• [Required work]: In the listing below, find every line containing "chłopcy" and copy it out.

BEGIN Dataset records

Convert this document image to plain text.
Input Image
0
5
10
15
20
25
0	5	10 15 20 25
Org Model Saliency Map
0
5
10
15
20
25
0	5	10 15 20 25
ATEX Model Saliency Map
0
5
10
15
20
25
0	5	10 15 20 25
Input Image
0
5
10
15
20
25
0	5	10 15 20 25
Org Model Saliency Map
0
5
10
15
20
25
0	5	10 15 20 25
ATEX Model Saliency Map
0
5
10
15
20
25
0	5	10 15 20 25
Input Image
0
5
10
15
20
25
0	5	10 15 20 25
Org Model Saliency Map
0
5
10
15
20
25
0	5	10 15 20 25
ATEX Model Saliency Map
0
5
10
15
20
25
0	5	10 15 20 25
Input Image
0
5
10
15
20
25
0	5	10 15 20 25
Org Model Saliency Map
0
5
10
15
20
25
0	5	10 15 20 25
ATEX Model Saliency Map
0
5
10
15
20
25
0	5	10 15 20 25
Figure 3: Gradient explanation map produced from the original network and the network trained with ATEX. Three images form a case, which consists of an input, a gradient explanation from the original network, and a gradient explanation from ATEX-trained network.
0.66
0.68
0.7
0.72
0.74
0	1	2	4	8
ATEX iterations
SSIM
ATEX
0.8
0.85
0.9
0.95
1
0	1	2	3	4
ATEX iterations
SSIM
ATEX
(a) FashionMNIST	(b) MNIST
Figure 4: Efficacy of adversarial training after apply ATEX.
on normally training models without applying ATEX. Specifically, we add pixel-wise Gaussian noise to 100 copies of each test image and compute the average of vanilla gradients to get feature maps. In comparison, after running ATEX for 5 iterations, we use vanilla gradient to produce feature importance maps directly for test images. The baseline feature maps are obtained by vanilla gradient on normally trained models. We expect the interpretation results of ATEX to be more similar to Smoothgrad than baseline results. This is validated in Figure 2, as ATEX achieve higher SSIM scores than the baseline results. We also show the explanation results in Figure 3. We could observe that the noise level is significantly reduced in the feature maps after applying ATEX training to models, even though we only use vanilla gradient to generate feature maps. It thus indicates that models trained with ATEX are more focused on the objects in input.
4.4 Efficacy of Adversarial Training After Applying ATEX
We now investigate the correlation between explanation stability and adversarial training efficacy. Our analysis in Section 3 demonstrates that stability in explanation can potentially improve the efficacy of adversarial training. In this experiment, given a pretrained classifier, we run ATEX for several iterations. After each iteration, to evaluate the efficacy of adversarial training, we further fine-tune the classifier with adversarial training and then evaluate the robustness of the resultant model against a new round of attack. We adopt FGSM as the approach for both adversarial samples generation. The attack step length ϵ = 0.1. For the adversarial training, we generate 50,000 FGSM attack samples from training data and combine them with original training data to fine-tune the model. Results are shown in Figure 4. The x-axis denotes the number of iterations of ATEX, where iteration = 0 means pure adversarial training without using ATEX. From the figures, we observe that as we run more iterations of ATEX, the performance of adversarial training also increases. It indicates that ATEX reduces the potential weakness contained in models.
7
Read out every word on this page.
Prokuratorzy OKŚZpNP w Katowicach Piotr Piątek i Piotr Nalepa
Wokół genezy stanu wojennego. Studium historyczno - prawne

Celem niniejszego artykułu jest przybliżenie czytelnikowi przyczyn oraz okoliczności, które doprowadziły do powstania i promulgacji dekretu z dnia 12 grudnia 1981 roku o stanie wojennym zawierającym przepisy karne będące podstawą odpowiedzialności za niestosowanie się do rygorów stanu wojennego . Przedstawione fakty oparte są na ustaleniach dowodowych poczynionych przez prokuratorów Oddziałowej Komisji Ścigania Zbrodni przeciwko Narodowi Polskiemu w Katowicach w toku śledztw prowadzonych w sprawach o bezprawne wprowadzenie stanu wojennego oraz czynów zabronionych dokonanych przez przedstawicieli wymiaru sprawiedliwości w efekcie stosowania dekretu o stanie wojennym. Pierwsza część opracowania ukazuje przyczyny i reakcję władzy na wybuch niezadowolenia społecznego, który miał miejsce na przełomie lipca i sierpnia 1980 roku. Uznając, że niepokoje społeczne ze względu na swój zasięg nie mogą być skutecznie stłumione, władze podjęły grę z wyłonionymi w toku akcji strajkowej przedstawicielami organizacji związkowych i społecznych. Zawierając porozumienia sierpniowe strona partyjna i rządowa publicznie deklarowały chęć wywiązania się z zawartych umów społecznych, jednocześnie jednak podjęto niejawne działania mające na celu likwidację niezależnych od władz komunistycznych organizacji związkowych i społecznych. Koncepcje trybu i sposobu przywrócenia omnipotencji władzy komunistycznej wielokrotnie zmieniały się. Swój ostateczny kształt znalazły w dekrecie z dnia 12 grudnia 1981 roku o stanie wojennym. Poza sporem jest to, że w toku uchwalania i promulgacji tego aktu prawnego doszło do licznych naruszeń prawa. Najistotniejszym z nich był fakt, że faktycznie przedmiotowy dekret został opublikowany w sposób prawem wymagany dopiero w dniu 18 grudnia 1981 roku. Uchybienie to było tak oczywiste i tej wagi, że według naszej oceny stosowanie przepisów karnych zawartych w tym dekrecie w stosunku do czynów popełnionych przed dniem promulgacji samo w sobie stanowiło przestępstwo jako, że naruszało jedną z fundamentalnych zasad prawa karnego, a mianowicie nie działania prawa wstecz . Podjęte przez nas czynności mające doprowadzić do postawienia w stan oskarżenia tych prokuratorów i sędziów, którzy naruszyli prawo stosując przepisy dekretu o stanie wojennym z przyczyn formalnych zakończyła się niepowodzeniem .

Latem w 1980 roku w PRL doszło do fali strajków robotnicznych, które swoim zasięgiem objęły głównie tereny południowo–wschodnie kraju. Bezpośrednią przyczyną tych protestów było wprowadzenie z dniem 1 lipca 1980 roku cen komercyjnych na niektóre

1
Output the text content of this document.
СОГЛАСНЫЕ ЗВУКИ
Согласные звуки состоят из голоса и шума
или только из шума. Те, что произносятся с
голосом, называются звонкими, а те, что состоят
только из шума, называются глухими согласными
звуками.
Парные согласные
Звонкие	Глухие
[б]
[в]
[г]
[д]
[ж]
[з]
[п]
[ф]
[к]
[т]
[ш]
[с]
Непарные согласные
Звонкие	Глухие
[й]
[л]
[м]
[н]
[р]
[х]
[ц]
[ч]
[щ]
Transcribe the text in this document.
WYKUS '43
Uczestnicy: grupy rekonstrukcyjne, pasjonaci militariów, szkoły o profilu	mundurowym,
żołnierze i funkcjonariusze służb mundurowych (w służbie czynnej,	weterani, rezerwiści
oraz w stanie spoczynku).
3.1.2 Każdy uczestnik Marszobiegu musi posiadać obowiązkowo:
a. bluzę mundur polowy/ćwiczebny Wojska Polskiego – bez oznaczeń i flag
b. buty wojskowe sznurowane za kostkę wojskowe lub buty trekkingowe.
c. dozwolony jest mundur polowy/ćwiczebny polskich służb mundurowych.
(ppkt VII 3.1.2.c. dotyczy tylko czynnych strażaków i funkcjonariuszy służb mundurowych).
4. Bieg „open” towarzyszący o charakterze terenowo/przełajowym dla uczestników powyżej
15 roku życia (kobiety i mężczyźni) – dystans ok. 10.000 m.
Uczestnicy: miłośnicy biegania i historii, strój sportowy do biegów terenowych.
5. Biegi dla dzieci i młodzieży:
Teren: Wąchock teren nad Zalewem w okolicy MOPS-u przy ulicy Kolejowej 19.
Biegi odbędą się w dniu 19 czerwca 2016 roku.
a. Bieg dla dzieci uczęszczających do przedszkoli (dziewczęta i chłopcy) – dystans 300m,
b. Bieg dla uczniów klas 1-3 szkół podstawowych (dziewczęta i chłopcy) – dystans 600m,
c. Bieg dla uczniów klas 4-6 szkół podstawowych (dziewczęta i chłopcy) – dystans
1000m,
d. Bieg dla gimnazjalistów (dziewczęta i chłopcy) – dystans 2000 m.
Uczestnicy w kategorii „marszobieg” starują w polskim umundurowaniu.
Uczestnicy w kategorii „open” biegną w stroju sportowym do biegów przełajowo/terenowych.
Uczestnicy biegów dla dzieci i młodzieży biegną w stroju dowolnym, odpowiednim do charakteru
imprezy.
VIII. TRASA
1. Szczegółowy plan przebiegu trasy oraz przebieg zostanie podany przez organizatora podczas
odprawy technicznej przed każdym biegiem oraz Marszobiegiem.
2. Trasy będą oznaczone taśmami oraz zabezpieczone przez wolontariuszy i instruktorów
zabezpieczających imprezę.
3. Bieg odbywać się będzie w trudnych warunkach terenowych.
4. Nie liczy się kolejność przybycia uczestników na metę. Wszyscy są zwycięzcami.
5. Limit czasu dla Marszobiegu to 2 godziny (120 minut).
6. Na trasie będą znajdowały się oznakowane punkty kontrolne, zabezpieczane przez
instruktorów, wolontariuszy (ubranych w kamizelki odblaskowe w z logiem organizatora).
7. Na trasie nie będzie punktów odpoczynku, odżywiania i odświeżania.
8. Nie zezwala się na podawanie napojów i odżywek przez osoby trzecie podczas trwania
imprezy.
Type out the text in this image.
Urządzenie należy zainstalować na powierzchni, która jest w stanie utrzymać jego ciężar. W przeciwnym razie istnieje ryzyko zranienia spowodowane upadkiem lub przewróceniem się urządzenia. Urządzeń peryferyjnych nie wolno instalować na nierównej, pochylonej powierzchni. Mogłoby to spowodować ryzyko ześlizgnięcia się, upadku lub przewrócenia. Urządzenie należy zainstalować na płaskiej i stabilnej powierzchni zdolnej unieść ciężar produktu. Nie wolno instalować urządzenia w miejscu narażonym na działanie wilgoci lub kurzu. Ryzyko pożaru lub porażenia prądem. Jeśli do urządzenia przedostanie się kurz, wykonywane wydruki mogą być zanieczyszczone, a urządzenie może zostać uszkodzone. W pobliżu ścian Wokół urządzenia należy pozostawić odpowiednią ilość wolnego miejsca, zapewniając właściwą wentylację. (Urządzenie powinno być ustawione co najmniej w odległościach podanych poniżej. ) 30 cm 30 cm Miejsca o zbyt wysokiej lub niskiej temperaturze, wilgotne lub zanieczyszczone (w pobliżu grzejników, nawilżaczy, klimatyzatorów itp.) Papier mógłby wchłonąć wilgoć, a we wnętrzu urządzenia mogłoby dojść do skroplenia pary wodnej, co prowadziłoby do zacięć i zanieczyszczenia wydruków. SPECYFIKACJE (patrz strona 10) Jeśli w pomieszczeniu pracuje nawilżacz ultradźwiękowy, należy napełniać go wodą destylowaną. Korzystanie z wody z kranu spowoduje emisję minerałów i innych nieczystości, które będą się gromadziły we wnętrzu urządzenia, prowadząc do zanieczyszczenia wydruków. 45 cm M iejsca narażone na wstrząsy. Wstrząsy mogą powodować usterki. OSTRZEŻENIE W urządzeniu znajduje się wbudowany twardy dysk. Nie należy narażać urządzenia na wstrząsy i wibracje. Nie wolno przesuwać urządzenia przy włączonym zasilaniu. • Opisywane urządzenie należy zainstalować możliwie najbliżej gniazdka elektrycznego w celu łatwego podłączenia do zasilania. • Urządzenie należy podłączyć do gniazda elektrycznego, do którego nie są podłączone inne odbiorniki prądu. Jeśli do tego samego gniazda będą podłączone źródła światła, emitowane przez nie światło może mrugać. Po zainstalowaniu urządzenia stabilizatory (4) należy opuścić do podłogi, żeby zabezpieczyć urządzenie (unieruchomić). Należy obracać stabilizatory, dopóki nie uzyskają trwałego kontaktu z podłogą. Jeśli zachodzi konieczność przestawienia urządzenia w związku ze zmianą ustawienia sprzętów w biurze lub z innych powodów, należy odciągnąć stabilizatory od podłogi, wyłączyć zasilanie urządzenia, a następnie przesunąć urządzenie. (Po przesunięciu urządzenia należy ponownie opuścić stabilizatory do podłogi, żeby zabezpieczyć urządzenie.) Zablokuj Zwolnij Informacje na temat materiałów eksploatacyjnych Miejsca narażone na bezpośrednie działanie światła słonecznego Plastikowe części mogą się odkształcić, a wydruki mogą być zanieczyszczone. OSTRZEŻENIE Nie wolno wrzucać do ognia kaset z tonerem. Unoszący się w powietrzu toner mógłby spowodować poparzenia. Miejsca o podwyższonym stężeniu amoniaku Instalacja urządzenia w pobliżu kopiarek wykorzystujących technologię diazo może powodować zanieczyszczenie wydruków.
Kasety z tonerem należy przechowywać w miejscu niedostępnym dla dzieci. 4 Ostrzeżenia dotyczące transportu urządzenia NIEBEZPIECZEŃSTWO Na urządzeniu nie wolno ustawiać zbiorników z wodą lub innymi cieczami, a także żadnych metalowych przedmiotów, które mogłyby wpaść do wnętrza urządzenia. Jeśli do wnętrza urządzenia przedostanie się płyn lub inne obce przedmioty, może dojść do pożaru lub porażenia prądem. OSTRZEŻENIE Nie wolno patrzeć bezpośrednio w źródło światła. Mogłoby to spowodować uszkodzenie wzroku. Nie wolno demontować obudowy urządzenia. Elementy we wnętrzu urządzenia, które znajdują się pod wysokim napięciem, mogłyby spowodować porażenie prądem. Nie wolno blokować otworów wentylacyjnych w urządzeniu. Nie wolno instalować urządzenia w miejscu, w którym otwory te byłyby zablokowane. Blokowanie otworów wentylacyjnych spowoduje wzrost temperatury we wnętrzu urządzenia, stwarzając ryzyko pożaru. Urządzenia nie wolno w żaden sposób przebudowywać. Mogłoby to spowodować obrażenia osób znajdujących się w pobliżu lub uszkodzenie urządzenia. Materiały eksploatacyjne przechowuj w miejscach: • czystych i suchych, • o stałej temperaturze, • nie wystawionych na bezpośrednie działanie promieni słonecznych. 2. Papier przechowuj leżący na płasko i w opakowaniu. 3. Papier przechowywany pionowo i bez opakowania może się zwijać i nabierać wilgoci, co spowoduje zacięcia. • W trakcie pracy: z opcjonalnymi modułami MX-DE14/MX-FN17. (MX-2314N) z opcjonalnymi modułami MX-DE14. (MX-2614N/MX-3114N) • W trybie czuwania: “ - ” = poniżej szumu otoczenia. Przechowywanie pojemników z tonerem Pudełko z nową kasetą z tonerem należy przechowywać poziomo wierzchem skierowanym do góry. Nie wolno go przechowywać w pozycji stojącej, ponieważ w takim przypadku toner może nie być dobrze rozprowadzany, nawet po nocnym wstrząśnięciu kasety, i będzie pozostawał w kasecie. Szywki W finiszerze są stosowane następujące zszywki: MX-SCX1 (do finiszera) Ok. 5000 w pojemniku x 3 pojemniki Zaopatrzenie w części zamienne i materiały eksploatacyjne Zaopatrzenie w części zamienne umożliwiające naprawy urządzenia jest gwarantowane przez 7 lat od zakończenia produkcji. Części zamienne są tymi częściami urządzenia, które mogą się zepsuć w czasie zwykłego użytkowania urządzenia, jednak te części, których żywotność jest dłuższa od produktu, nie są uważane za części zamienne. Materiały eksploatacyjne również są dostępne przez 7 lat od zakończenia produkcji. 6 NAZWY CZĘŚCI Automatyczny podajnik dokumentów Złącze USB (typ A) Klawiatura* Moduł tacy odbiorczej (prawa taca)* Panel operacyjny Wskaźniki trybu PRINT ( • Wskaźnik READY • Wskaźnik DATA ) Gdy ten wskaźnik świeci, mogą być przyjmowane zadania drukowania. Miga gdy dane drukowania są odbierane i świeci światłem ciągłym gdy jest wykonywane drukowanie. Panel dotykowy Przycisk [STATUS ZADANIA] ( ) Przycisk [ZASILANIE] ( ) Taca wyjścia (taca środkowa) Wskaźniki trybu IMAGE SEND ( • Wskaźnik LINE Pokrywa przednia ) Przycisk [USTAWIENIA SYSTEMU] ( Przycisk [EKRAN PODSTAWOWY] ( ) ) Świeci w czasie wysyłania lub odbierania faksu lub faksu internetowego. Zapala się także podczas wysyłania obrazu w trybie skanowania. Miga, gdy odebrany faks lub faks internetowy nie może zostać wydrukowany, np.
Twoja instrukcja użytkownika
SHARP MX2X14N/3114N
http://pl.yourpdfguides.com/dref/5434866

END Dataset records

• [Task output]:
a. Bieg dla dzieci uczęszczających do przedszkoli (dziewczęta i chłopcy) – dystans 300m,
b. Bieg dla uczniów klas 1-3 szkół podstawowych (dziewczęta i chłopcy) – dystans 600m,
c. Bieg dla uczniów klas 4-6 szkół podstawowych (dziewczęta i chłopcy) – dystans
d. Bieg dla gimnazjalistów (dziewczęta i chłopcy) – dystans 2000 m.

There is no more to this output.